GOAL
Below are some entries; can you quote all of them exactly?

INFORMATION GIVEN
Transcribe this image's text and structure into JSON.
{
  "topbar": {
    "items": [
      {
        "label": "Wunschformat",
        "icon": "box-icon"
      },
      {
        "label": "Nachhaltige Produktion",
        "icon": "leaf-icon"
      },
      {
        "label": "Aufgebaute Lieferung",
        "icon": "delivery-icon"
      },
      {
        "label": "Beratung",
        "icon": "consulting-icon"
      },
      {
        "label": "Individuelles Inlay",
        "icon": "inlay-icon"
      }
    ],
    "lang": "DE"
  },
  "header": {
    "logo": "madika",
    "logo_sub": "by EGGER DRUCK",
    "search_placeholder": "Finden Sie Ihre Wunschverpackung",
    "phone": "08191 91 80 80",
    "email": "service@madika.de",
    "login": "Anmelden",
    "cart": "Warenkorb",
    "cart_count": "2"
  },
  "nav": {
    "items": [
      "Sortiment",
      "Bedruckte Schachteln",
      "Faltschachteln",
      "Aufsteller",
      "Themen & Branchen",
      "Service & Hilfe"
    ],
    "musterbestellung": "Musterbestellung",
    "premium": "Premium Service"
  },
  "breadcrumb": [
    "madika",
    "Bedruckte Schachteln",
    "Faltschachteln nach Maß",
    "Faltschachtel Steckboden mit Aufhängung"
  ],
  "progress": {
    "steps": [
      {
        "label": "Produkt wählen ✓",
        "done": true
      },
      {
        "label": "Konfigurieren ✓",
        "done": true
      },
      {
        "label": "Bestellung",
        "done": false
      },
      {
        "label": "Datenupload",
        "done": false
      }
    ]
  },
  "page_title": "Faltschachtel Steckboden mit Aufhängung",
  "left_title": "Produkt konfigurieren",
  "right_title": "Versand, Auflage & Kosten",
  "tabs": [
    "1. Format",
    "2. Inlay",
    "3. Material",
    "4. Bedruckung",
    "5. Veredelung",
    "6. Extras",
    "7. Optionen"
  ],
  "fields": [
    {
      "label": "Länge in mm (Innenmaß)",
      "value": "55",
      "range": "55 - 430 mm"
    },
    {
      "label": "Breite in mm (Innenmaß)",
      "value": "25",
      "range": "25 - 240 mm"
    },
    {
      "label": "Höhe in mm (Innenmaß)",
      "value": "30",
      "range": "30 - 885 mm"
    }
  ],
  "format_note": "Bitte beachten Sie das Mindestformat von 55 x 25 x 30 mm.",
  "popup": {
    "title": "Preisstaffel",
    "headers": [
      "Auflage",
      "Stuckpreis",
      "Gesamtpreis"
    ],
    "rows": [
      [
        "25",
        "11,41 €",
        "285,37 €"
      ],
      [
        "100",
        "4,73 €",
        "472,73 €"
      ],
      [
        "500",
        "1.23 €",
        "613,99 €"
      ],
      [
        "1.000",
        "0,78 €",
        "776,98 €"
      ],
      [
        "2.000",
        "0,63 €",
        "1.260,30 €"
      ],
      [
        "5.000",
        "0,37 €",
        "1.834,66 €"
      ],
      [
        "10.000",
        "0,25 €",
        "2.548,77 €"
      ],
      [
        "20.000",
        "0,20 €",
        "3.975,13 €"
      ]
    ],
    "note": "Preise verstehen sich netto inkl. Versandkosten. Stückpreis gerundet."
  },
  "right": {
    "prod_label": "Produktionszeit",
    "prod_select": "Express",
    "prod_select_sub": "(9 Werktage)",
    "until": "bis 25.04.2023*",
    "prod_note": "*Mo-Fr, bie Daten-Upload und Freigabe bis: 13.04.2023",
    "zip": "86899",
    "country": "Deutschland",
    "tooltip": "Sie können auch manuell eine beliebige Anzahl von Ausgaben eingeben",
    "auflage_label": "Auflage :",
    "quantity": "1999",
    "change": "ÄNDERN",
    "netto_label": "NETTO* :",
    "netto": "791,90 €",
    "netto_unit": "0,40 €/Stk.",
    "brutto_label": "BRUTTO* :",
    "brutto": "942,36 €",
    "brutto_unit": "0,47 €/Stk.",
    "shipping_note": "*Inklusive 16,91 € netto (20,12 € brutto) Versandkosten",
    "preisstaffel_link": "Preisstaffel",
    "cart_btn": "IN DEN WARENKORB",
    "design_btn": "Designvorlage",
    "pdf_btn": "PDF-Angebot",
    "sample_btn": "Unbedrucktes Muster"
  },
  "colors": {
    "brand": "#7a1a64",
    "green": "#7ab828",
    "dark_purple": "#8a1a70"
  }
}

TASK SOLUTION
Transcribe this image's text and structure into JSON.
{
  "topbar": {
    "items": [
      {
        "label": "Wunschformat",
        "icon": "box-icon"
      },
      {
        "label": "Nachhaltige Produktion",
        "icon": "leaf-icon"
      },
      {
        "label": "Aufgebaute Lieferung",
        "icon": "delivery-icon"
      },
      {
        "label": "Beratung",
        "icon": "consulting-icon"
      },
      {
        "label": "Individuelles Inlay",
        "icon": "inlay-icon"
      }
    ],
    "lang": "DE"
  },
  "header": {
    "logo": "madika",
    "logo_sub": "by EGGER DRUCK",
    "search_placeholder": "Finden Sie Ihre Wunschverpackung",
    "phone": "08191 91 80 80",
    "email": "service@madika.de",
    "login": "Anmelden",
    "cart": "Warenkorb",
    "cart_count": "2"
  },
  "nav": {
    "items": [
      "Sortiment",
      "Bedruckte Schachteln",
      "Faltschachteln",
      "Aufsteller",
      "Themen & Branchen",
      "Service & Hilfe"
    ],
    "musterbestellung": "Musterbestellung",
    "premium": "Premium Service"
  },
  "breadcrumb": [
    "madika",
    "Bedruckte Schachteln",
    "Faltschachteln nach Maß",
    "Faltschachtel Steckboden mit Aufhängung"
  ],
  "progress": {
    "steps": [
      {
        "label": "Produkt wählen ✓",
        "done": true
      },
      {
        "label": "Konfigurieren ✓",
        "done": true
      },
      {
        "label": "Bestellung",
        "done": false
      },
      {
        "label": "Datenupload",
        "done": false
      }
    ]
  },
  "page_title": "Faltschachtel Steckboden mit Aufhängung",
  "left_title": "Produkt konfigurieren",
  "right_title": "Versand, Auflage & Kosten",
  "tabs": [
    "1. Format",
    "2. Inlay",
    "3. Material",
    "4. Bedruckung",
    "5. Veredelung",
    "6. Extras",
    "7. Optionen"
  ],
  "fields": [
    {
      "label": "Länge in mm (Innenmaß)",
      "value": "55",
      "range": "55 - 430 mm"
    },
    {
      "label": "Breite in mm (Innenmaß)",
      "value": "25",
      "range": "25 - 240 mm"
    },
    {
      "label": "Höhe in mm (Innenmaß)",
      "value": "30",
      "range": "30 - 885 mm"
    }
  ],
  "format_note": "Bitte beachten Sie das Mindestformat von 55 x 25 x 30 mm.",
  "popup": {
    "title": "Preisstaffel",
    "headers": [
      "Auflage",
      "Stuckpreis",
      "Gesamtpreis"
    ],
    "rows": [
      [
        "25",
        "11,41 €",
        "285,37 €"
      ],
      [
        "100",
        "4,73 €",
        "472,73 €"
      ],
      [
        "500",
        "1.23 €",
        "613,99 €"
      ],
      [
        "1.000",
        "0,78 €",
        "776,98 €"
      ],
      [
        "2.000",
        "0,63 €",
        "1.260,30 €"
      ],
      [
        "5.000",
        "0,37 €",
        "1.834,66 €"
      ],
      [
        "10.000",
        "0,25 €",
        "2.548,77 €"
      ],
      [
        "20.000",
        "0,20 €",
        "3.975,13 €"
      ]
    ],
    "note": "Preise verstehen sich netto inkl. Versandkosten. Stückpreis gerundet."
  },
  "right": {
    "prod_label": "Produktionszeit",
    "prod_select": "Express",
    "prod_select_sub": "(9 Werktage)",
    "until": "bis 25.04.2023*",
    "prod_note": "*Mo-Fr, bie Daten-Upload und Freigabe bis: 13.04.2023",
    "zip": "86899",
    "country": "Deutschland",
    "tooltip": "Sie können auch manuell eine beliebige Anzahl von Ausgaben eingeben",
    "auflage_label": "Auflage :",
    "quantity": "1999",
    "change": "ÄNDERN",
    "netto_label": "NETTO* :",
    "netto": "791,90 €",
    "netto_unit": "0,40 €/Stk.",
    "brutto_label": "BRUTTO* :",
    "brutto": "942,36 €",
    "brutto_unit": "0,47 €/Stk.",
    "shipping_note": "*Inklusive 16,91 € netto (20,12 € brutto) Versandkosten",
    "preisstaffel_link": "Preisstaffel",
    "cart_btn": "IN DEN WARENKORB",
    "design_btn": "Designvorlage",
    "pdf_btn": "PDF-Angebot",
    "sample_btn": "Unbedrucktes Muster"
  },
  "colors": {
    "brand": "#7a1a64",
    "green": "#7ab828",
    "dark_purple": "#8a1a70"
  }
}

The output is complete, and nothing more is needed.